[Some records]
--- begin ---

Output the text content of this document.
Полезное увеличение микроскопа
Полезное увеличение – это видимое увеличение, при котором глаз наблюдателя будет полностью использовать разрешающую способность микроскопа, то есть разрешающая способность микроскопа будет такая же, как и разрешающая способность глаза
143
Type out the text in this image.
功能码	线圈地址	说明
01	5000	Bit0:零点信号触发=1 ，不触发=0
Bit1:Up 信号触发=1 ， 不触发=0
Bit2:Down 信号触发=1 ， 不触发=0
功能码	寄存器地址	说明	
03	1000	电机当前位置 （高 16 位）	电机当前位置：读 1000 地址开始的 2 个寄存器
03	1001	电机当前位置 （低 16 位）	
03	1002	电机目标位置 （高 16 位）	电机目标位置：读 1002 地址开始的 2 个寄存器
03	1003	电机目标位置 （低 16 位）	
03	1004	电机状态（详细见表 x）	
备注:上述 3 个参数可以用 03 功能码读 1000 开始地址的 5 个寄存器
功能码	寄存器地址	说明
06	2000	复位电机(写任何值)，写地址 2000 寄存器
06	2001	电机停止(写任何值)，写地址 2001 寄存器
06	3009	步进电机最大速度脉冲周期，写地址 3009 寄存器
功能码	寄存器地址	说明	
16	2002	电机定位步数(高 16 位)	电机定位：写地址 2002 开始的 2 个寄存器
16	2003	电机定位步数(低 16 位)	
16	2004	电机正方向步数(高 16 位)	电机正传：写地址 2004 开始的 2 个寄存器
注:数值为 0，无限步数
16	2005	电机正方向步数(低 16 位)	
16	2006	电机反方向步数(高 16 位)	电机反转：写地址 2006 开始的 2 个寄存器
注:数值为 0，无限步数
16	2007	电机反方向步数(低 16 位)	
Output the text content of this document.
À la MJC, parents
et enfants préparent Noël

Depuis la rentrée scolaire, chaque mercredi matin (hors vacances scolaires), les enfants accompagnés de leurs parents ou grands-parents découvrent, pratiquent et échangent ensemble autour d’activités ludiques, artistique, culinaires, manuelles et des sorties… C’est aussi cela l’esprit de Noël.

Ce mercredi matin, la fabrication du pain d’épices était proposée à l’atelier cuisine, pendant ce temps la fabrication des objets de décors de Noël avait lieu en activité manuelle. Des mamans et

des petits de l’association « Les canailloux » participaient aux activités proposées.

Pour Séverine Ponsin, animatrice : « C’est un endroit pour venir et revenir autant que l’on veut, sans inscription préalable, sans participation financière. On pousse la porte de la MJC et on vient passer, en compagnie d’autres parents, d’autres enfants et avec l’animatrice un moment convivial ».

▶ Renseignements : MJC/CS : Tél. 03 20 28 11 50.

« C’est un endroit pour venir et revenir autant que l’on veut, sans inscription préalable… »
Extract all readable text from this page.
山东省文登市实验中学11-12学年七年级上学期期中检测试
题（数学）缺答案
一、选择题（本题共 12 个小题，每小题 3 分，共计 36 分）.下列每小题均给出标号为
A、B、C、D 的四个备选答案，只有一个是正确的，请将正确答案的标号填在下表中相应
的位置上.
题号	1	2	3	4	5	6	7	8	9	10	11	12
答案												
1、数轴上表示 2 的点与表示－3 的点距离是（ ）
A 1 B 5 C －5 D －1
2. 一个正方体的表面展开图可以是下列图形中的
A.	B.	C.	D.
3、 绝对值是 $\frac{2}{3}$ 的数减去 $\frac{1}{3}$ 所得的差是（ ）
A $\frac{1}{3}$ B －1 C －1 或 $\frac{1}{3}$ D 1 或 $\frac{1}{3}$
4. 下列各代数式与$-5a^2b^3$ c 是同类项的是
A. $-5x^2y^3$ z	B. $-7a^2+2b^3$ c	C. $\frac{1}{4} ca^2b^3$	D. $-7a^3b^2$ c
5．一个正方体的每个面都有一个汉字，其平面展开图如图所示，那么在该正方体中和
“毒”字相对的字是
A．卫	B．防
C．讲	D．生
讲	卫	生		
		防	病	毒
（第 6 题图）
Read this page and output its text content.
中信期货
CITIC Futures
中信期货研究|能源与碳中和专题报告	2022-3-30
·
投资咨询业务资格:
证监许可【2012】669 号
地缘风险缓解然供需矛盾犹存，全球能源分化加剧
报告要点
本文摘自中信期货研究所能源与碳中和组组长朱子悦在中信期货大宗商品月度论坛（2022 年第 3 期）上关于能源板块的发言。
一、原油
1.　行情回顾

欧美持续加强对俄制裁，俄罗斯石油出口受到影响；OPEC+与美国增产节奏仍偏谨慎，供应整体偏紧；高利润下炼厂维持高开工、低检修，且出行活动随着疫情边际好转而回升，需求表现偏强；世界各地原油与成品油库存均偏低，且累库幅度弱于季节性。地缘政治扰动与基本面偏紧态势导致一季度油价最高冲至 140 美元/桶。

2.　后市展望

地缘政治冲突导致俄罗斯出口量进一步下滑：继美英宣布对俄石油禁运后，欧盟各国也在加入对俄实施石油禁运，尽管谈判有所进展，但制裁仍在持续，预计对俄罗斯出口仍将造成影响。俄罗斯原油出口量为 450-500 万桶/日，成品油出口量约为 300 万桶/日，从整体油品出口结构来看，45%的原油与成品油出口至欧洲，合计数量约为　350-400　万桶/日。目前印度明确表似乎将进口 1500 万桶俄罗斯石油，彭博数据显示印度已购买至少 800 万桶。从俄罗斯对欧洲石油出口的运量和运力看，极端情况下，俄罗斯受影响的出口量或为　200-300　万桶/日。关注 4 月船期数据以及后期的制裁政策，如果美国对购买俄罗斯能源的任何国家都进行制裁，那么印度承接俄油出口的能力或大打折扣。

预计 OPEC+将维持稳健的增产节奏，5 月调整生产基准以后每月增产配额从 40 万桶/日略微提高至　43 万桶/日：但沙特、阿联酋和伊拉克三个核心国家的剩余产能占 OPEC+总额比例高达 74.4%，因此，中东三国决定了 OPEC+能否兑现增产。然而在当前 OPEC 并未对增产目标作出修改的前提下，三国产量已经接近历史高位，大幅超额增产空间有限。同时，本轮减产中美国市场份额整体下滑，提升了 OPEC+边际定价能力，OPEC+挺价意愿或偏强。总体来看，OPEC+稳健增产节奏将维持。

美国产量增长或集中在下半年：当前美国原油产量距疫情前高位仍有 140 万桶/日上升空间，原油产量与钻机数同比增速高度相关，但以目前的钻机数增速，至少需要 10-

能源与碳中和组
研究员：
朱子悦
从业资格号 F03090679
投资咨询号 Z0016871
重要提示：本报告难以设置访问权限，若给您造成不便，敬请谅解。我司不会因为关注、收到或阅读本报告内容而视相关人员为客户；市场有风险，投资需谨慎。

--- end ---

Stated task: Write the material out again word for word.

Solution to this task:
Output the text content of this document.
Полезное увеличение микроскопа
Полезное увеличение – это видимое увеличение, при котором глаз наблюдателя будет полностью использовать разрешающую способность микроскопа, то есть разрешающая способность микроскопа будет такая же, как и разрешающая способность глаза
143
Type out the text in this image.
功能码	线圈地址	说明
01	5000	Bit0:零点信号触发=1 ，不触发=0
Bit1:Up 信号触发=1 ， 不触发=0
Bit2:Down 信号触发=1 ， 不触发=0
功能码	寄存器地址	说明	
03	1000	电机当前位置 （高 16 位）	电机当前位置：读 1000 地址开始的 2 个寄存器
03	1001	电机当前位置 （低 16 位）	
03	1002	电机目标位置 （高 16 位）	电机目标位置：读 1002 地址开始的 2 个寄存器
03	1003	电机目标位置 （低 16 位）	
03	1004	电机状态（详细见表 x）	
备注:上述 3 个参数可以用 03 功能码读 1000 开始地址的 5 个寄存器
功能码	寄存器地址	说明
06	2000	复位电机(写任何值)，写地址 2000 寄存器
06	2001	电机停止(写任何值)，写地址 2001 寄存器
06	3009	步进电机最大速度脉冲周期，写地址 3009 寄存器
功能码	寄存器地址	说明	
16	2002	电机定位步数(高 16 位)	电机定位：写地址 2002 开始的 2 个寄存器
16	2003	电机定位步数(低 16 位)	
16	2004	电机正方向步数(高 16 位)	电机正传：写地址 2004 开始的 2 个寄存器
注:数值为 0，无限步数
16	2005	电机正方向步数(低 16 位)	
16	2006	电机反方向步数(高 16 位)	电机反转：写地址 2006 开始的 2 个寄存器
注:数值为 0，无限步数
16	2007	电机反方向步数(低 16 位)	
Output the text content of this document.
À la MJC, parents
et enfants préparent Noël

Depuis la rentrée scolaire, chaque mercredi matin (hors vacances scolaires), les enfants accompagnés de leurs parents ou grands-parents découvrent, pratiquent et échangent ensemble autour d’activités ludiques, artistique, culinaires, manuelles et des sorties… C’est aussi cela l’esprit de Noël.

Ce mercredi matin, la fabrication du pain d’épices était proposée à l’atelier cuisine, pendant ce temps la fabrication des objets de décors de Noël avait lieu en activité manuelle. Des mamans et

des petits de l’association « Les canailloux » participaient aux activités proposées.

Pour Séverine Ponsin, animatrice : « C’est un endroit pour venir et revenir autant que l’on veut, sans inscription préalable, sans participation financière. On pousse la porte de la MJC et on vient passer, en compagnie d’autres parents, d’autres enfants et avec l’animatrice un moment convivial ».

▶ Renseignements : MJC/CS : Tél. 03 20 28 11 50.

« C’est un endroit pour venir et revenir autant que l’on veut, sans inscription préalable… »
Extract all readable text from this page.
山东省文登市实验中学11-12学年七年级上学期期中检测试
题（数学）缺答案
一、选择题（本题共 12 个小题，每小题 3 分，共计 36 分）.下列每小题均给出标号为
A、B、C、D 的四个备选答案，只有一个是正确的，请将正确答案的标号填在下表中相应
的位置上.
题号	1	2	3	4	5	6	7	8	9	10	11	12
答案												
1、数轴上表示 2 的点与表示－3 的点距离是（ ）
A 1 B 5 C －5 D －1
2. 一个正方体的表面展开图可以是下列图形中的
A.	B.	C.	D.
3、 绝对值是 $\frac{2}{3}$ 的数减去 $\frac{1}{3}$ 所得的差是（ ）
A $\frac{1}{3}$ B －1 C －1 或 $\frac{1}{3}$ D 1 或 $\frac{1}{3}$
4. 下列各代数式与$-5a^2b^3$ c 是同类项的是
A. $-5x^2y^3$ z	B. $-7a^2+2b^3$ c	C. $\frac{1}{4} ca^2b^3$	D. $-7a^3b^2$ c
5．一个正方体的每个面都有一个汉字，其平面展开图如图所示，那么在该正方体中和
“毒”字相对的字是
A．卫	B．防
C．讲	D．生
讲	卫	生		
		防	病	毒
（第 6 题图）
Read this page and output its text content.
中信期货
CITIC Futures
中信期货研究|能源与碳中和专题报告	2022-3-30
·
投资咨询业务资格:
证监许可【2012】669 号
地缘风险缓解然供需矛盾犹存，全球能源分化加剧
报告要点
本文摘自中信期货研究所能源与碳中和组组长朱子悦在中信期货大宗商品月度论坛（2022 年第 3 期）上关于能源板块的发言。
一、原油
1.　行情回顾

欧美持续加强对俄制裁，俄罗斯石油出口受到影响；OPEC+与美国增产节奏仍偏谨慎，供应整体偏紧；高利润下炼厂维持高开工、低检修，且出行活动随着疫情边际好转而回升，需求表现偏强；世界各地原油与成品油库存均偏低，且累库幅度弱于季节性。地缘政治扰动与基本面偏紧态势导致一季度油价最高冲至 140 美元/桶。

2.　后市展望

地缘政治冲突导致俄罗斯出口量进一步下滑：继美英宣布对俄石油禁运后，欧盟各国也在加入对俄实施石油禁运，尽管谈判有所进展，但制裁仍在持续，预计对俄罗斯出口仍将造成影响。俄罗斯原油出口量为 450-500 万桶/日，成品油出口量约为 300 万桶/日，从整体油品出口结构来看，45%的原油与成品油出口至欧洲，合计数量约为　350-400　万桶/日。目前印度明确表似乎将进口 1500 万桶俄罗斯石油，彭博数据显示印度已购买至少 800 万桶。从俄罗斯对欧洲石油出口的运量和运力看，极端情况下，俄罗斯受影响的出口量或为　200-300　万桶/日。关注 4 月船期数据以及后期的制裁政策，如果美国对购买俄罗斯能源的任何国家都进行制裁，那么印度承接俄油出口的能力或大打折扣。

预计 OPEC+将维持稳健的增产节奏，5 月调整生产基准以后每月增产配额从 40 万桶/日略微提高至　43 万桶/日：但沙特、阿联酋和伊拉克三个核心国家的剩余产能占 OPEC+总额比例高达 74.4%，因此，中东三国决定了 OPEC+能否兑现增产。然而在当前 OPEC 并未对增产目标作出修改的前提下，三国产量已经接近历史高位，大幅超额增产空间有限。同时，本轮减产中美国市场份额整体下滑，提升了 OPEC+边际定价能力，OPEC+挺价意愿或偏强。总体来看，OPEC+稳健增产节奏将维持。

美国产量增长或集中在下半年：当前美国原油产量距疫情前高位仍有 140 万桶/日上升空间，原油产量与钻机数同比增速高度相关，但以目前的钻机数增速，至少需要 10-

能源与碳中和组
研究员：
朱子悦
从业资格号 F03090679
投资咨询号 Z0016871
重要提示：本报告难以设置访问权限，若给您造成不便，敬请谅解。我司不会因为关注、收到或阅读本报告内容而视相关人员为客户；市场有风险，投资需谨慎。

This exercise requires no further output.